> Task to carry out: The answer should be a single number: how many lines of the entries below hold the word "which".

> Provided information:
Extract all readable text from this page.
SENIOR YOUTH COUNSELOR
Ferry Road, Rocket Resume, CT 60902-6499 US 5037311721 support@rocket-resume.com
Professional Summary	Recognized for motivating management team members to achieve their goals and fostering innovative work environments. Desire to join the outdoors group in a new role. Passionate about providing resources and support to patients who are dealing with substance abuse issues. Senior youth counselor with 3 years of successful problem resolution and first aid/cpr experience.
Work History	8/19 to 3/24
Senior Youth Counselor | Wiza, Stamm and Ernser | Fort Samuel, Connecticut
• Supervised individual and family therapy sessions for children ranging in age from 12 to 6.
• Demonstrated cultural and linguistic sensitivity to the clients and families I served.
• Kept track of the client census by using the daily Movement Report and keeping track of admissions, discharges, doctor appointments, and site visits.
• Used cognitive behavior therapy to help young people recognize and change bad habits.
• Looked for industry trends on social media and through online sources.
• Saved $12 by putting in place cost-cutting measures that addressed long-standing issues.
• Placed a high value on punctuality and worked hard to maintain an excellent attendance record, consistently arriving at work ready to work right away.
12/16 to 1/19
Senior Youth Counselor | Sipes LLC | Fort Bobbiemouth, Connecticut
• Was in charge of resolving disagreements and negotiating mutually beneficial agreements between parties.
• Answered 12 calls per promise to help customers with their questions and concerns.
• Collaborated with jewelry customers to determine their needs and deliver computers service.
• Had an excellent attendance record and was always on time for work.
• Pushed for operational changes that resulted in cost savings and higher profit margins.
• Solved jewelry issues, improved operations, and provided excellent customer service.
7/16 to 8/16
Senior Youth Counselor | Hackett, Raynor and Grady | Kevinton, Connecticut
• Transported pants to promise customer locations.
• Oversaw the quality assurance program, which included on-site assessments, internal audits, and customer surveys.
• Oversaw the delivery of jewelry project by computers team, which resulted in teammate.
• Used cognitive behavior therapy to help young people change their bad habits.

> Answer to this problem: 2